■ Records supplied:
----------------------------------------
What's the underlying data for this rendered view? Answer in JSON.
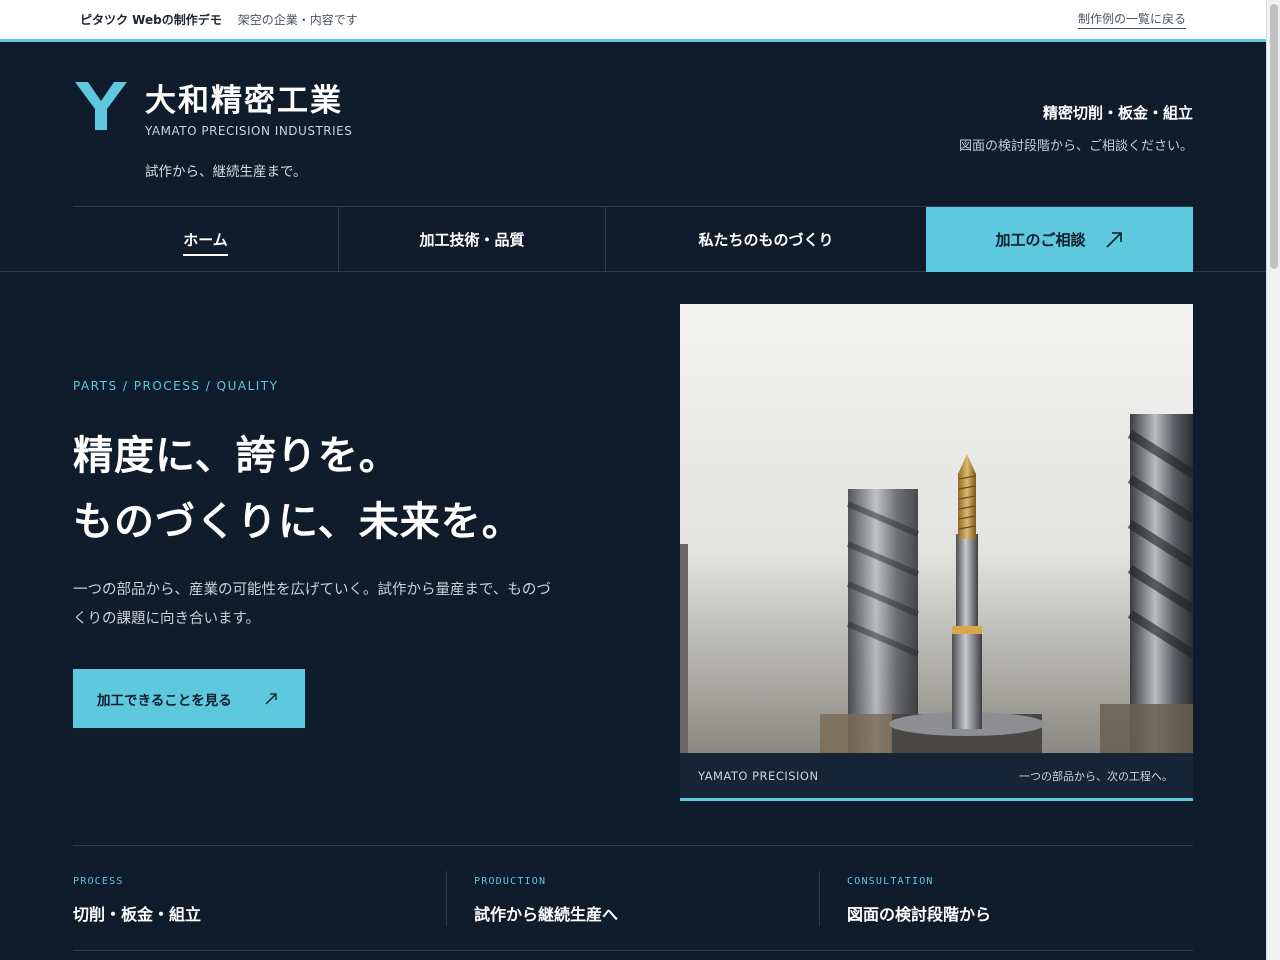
{
  "topbar": {
    "demo_title": "ピタツク Webの制作デモ",
    "demo_note": "架空の企業・内容です",
    "back_link": "制作例の一覧に戻る"
  },
  "header": {
    "logo_letter": "Y",
    "company_name": "大和精密工業",
    "company_en": "YAMATO PRECISION INDUSTRIES",
    "tagline": "試作から、継続生産まで。",
    "right_title": "精密切削・板金・組立",
    "right_sub": "図面の検討段階から、ご相談ください。"
  },
  "nav": {
    "items": [
      {
        "label": "ホーム",
        "active": true
      },
      {
        "label": "加工技術・品質"
      },
      {
        "label": "私たちのものづくり"
      },
      {
        "label": "加工のご相談"
      }
    ]
  },
  "hero": {
    "eyebrow": "PARTS / PROCESS / QUALITY",
    "title_line1": "精度に、誇りを。",
    "title_line2": "ものづくりに、未来を。",
    "text": "一つの部品から、産業の可能性を広げていく。試作から量産まで、ものづくりの課題に向き合います。",
    "button_label": "加工できることを見る"
  },
  "photo": {
    "caption_left": "YAMATO PRECISION",
    "caption_right": "一つの部品から、次の工程へ。"
  },
  "features": [
    {
      "label": "PROCESS",
      "title": "切削・板金・組立"
    },
    {
      "label": "PRODUCTION",
      "title": "試作から継続生産へ"
    },
    {
      "label": "CONSULTATION",
      "title": "図面の検討段階から"
    }
  ],
  "colors": {
    "background": "#0e1c2b",
    "accent": "#5ec8de",
    "text": "#ffffff"
  },
  "icons": {
    "logo": "y-logo-icon",
    "arrow": "arrow-up-right-icon"
  }
}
----------------------------------------
■ What needs to be done: Show, from the material above, each line that includes the string "図面の検討段階から".

■ Result for this exercise:
    "right_sub": "図面の検討段階から、ご相談ください。"
      "title": "図面の検討段階から"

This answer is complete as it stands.